◆ SELECTED EXCERPT ◆
▽

Yes, it can be used to very good effect and by rotary is actually pretty nice to work with and finishes down admirably for an aggressive compound, old-hat or not! A bit like G3, it has a bad reputation owing to internet-forum misunderstanding of how to actually use it breading myths, but learn how to get the best from it and it is a valuable compound in any detailer's armoury (if they can overcome the lack of snob appeal of the name on the front  )


----------



## steeve (Feb 28, 2011)

T Cut?
You've got to be joking. It's just too aggressive to use on gloss. It's fine as an intercoat flatting medium but on finished paint, not likely. It will take the gloss off and leave it dull, so you'll end up using something the get the shine back.


----------



## xanimalx (May 13, 2011)

Cor. I wish I never said I used it now lol. I can see a compund off. People who believe that its good use it and show pics of b4 and after. And people who do not like use their equivalent and do the same show b4 and afters. Then we can all make our own minds up then. Or someone do 2cars one car with T-Cut used and the other car with the equivalent. 

This could be fun


----------



## stargazer (Aug 9, 2006)

T-Cut - The equivalent of Special Brew for paint work


----------



## Dave KG (Feb 23, 2006)

steeve said:


> T Cut?
> You've got to be joking. It's just too aggressive to use on gloss. It's fine as an intercoat flatting medium but on finished paint, not likely. It will take the gloss off and leave it dull, so you'll end up using something the get the shine back.


It is approximately the same as Fast Cut in its aggression and when used correctly (see my link above) by machine, on a clearcoat, it will refine just the same as well... It is a heavy cut compound and should be used as such. Treat it like this and it is a very useful product. And, like any heavy cutting compound, it needs refined after use - simples, really. By hand it will remove quite severe marks effectively, easier to use than compounds designed for machine, and use a refining polish afterwards and you've got a good combo for dealing with deeper marks and refining back a good gloss.

△

◆ GOALS ◆
• 1. Transcribe the part of the forum thread about T-Cut starting with "## Dave KG (Feb" and going on through "a good gloss.".
• 2. Restate word for word the lines of the listing, starting with its first line and going on through the line with "accuracy-point xyxy=(1013,267,1029,284)".

◆ Items drawn from a data source ◆
▽

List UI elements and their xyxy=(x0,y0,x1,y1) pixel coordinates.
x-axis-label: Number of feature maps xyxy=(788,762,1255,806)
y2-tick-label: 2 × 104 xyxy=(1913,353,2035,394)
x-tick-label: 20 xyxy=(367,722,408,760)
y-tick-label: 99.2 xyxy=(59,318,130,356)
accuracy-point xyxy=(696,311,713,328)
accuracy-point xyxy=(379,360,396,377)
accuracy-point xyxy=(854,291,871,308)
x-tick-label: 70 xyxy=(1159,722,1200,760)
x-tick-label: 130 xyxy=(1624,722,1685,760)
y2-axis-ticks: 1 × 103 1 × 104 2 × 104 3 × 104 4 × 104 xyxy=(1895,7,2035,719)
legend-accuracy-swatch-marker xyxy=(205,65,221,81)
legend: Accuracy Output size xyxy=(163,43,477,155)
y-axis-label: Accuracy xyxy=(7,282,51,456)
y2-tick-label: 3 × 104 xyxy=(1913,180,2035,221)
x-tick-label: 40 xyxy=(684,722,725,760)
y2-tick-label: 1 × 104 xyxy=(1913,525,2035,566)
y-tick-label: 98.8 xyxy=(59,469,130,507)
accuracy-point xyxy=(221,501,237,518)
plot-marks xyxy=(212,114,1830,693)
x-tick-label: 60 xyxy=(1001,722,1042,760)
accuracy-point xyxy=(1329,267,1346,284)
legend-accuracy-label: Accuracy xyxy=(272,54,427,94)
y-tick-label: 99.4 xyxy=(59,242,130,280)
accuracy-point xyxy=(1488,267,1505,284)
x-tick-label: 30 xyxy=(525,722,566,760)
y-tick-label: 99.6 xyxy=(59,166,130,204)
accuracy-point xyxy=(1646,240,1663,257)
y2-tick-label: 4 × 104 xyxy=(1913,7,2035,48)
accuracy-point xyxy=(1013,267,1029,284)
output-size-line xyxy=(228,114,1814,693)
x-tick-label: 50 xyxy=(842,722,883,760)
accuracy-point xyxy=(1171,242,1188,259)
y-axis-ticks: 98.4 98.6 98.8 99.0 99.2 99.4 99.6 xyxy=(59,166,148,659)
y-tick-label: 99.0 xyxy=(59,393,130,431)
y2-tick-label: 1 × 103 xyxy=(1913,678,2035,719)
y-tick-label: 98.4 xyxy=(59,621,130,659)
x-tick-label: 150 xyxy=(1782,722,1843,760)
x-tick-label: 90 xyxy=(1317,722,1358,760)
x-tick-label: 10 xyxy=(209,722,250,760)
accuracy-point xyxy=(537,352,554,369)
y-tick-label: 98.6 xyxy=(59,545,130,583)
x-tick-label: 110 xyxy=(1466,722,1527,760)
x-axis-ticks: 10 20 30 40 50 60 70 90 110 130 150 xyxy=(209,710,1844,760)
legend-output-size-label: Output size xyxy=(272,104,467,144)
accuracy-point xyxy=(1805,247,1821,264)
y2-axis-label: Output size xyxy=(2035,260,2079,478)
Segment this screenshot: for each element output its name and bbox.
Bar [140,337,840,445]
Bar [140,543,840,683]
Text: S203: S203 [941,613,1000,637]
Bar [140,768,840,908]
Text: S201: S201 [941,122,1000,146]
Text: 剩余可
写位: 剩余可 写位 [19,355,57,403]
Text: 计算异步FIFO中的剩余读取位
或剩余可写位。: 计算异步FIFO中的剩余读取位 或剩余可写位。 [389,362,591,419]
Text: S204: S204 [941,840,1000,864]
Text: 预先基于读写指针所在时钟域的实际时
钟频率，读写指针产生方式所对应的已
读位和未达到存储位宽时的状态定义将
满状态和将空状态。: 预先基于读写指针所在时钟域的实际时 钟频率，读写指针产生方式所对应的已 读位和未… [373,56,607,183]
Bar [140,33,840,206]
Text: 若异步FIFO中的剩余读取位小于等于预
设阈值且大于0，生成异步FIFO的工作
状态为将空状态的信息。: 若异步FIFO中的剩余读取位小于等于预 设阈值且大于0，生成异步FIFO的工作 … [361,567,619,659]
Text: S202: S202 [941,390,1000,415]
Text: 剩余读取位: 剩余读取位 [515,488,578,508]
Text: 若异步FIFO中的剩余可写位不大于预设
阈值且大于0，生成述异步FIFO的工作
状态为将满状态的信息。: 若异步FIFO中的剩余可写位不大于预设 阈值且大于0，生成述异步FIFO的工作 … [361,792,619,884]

△

◆ SOLVED PROBLEMS ◆
• 1.
## Dave KG (Feb 23, 2006)

steeve said:


> T Cut?
> You've got to be joking. It's just too aggressive to use on gloss. It's fine as an intercoat flatting medium but on finished paint, not likely. It will take the gloss off and leave it dull, so you'll end up using something the get the shine back.


It is approximately the same as Fast Cut in its aggression and when used correctly (see my link above) by machine, on a clearcoat, it will refine just the same as well... It is a heavy cut compound and should be used as such. Treat it like this and it is a very useful product. And, like any heavy cutting compound, it needs refined after use - simples, really. By hand it will remove quite severe marks effectively, easier to use than compounds designed for machine, and use a refining polish afterwards and you've got a good combo for dealing with deeper marks and refining back a good gloss.

• 2.
List UI elements and their xyxy=(x0,y0,x1,y1) pixel coordinates.
x-axis-label: Number of feature maps xyxy=(788,762,1255,806)
y2-tick-label: 2 × 104 xyxy=(1913,353,2035,394)
x-tick-label: 20 xyxy=(367,722,408,760)
y-tick-label: 99.2 xyxy=(59,318,130,356)
accuracy-point xyxy=(696,311,713,328)
accuracy-point xyxy=(379,360,396,377)
accuracy-point xyxy=(854,291,871,308)
x-tick-label: 70 xyxy=(1159,722,1200,760)
x-tick-label: 130 xyxy=(1624,722,1685,760)
y2-axis-ticks: 1 × 103 1 × 104 2 × 104 3 × 104 4 × 104 xyxy=(1895,7,2035,719)
legend-accuracy-swatch-marker xyxy=(205,65,221,81)
legend: Accuracy Output size xyxy=(163,43,477,155)
y-axis-label: Accuracy xyxy=(7,282,51,456)
y2-tick-label: 3 × 104 xyxy=(1913,180,2035,221)
x-tick-label: 40 xyxy=(684,722,725,760)
y2-tick-label: 1 × 104 xyxy=(1913,525,2035,566)
y-tick-label: 98.8 xyxy=(59,469,130,507)
accuracy-point xyxy=(221,501,237,518)
plot-marks xyxy=(212,114,1830,693)
x-tick-label: 60 xyxy=(1001,722,1042,760)
accuracy-point xyxy=(1329,267,1346,284)
legend-accuracy-label: Accuracy xyxy=(272,54,427,94)
y-tick-label: 99.4 xyxy=(59,242,130,280)
accuracy-point xyxy=(1488,267,1505,284)
x-tick-label: 30 xyxy=(525,722,566,760)
y-tick-label: 99.6 xyxy=(59,166,130,204)
accuracy-point xyxy=(1646,240,1663,257)
y2-tick-label: 4 × 104 xyxy=(1913,7,2035,48)
accuracy-point xyxy=(1013,267,1029,284)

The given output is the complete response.